▶ Aim
Pick out every line with the word "content" and copy it.

▶ Records for the exercise
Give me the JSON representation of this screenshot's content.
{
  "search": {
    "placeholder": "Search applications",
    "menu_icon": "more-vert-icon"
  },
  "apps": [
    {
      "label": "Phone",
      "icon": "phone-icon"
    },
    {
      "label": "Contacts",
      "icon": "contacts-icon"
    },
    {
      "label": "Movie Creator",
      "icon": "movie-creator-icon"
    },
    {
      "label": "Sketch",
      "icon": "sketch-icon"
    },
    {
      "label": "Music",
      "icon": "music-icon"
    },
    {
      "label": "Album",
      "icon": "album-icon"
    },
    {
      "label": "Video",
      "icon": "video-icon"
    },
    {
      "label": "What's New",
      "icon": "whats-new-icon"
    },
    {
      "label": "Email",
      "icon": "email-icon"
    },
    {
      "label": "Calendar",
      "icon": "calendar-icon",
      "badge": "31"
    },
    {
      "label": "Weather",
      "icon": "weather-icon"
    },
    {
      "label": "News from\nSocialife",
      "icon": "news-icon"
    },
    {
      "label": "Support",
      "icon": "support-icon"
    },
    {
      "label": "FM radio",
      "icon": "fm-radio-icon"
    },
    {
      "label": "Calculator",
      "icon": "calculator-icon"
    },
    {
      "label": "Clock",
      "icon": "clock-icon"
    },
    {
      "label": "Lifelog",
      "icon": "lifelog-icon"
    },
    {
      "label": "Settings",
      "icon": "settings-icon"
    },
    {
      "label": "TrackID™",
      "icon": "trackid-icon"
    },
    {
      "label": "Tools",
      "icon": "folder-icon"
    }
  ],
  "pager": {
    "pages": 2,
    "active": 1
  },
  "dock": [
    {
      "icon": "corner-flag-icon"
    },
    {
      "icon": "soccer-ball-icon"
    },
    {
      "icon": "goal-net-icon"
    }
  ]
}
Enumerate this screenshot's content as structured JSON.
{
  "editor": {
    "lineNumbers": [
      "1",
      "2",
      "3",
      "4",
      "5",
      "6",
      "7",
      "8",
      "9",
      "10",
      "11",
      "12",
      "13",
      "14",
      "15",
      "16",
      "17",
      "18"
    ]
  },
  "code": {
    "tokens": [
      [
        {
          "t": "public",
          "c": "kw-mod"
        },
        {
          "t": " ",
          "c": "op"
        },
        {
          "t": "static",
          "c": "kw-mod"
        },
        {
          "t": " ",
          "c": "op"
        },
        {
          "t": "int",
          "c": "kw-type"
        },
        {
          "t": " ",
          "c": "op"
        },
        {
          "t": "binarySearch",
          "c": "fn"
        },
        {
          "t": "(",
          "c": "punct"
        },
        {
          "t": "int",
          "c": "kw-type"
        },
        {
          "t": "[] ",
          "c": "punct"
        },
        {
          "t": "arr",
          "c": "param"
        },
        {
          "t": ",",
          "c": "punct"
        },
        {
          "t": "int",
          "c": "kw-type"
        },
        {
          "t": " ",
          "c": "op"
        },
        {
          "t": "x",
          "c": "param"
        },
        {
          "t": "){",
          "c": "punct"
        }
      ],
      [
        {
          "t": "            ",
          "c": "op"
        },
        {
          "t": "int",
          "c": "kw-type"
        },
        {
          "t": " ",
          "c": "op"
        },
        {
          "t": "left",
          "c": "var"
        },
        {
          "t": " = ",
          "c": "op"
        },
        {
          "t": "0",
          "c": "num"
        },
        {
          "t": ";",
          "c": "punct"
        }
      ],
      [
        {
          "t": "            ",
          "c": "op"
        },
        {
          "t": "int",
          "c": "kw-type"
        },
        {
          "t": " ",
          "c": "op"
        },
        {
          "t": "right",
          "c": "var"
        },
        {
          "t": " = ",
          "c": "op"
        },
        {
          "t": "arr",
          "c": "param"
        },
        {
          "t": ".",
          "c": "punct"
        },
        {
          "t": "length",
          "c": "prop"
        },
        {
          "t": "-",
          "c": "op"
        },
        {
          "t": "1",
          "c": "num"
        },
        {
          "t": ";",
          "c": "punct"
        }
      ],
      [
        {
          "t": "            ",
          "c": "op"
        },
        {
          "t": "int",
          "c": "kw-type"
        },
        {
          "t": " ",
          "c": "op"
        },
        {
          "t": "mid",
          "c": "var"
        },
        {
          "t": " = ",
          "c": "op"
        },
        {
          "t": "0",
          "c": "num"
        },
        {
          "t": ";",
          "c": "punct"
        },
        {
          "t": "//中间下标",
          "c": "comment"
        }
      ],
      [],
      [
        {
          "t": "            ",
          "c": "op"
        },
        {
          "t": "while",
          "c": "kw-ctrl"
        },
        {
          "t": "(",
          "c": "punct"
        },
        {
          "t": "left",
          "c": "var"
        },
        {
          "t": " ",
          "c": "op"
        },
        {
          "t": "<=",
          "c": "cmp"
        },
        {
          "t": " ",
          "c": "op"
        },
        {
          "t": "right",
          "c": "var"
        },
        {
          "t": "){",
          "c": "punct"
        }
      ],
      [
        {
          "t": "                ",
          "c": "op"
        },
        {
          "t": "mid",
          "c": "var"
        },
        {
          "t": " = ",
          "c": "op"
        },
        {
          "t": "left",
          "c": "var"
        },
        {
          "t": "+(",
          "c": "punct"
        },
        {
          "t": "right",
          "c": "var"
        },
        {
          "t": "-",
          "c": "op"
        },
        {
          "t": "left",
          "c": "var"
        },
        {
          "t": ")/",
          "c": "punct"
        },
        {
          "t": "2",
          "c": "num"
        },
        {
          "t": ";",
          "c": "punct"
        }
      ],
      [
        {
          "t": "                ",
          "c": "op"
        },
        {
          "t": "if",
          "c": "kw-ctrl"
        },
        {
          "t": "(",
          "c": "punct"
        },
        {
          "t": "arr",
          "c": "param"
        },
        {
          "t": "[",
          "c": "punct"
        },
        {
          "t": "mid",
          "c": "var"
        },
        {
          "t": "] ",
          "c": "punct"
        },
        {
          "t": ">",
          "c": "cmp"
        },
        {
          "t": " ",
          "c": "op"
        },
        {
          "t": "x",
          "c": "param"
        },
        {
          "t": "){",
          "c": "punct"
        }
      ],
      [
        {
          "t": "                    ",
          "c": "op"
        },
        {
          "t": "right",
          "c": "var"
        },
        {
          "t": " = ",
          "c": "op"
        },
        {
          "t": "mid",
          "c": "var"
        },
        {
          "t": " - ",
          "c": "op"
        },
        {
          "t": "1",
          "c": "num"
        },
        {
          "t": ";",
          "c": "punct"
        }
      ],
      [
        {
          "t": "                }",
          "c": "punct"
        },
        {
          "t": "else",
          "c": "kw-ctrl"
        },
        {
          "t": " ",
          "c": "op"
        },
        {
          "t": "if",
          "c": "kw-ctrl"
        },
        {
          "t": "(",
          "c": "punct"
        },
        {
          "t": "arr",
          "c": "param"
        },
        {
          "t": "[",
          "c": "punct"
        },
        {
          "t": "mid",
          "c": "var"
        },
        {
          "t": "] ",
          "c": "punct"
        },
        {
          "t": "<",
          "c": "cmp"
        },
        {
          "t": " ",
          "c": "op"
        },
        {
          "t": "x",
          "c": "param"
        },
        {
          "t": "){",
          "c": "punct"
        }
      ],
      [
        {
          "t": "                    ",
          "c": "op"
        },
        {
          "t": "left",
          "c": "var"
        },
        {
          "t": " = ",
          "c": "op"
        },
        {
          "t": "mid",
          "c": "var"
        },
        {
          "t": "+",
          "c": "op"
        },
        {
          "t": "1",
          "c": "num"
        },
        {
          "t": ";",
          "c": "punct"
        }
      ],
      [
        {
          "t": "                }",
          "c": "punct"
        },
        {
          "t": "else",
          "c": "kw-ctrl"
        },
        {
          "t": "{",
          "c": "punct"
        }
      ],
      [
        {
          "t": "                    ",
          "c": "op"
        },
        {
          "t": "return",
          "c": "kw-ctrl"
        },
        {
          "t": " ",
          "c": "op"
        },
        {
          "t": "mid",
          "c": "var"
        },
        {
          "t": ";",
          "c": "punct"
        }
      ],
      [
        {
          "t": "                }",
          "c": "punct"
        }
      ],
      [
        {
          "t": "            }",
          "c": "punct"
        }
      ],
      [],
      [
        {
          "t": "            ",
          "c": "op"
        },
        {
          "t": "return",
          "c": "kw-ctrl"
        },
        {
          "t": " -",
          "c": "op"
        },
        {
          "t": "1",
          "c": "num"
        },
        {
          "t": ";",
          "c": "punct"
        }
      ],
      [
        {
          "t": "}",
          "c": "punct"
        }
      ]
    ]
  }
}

▶ Completed exercise
Give me the JSON representation of this screenshot's content.
Enumerate this screenshot's content as structured JSON.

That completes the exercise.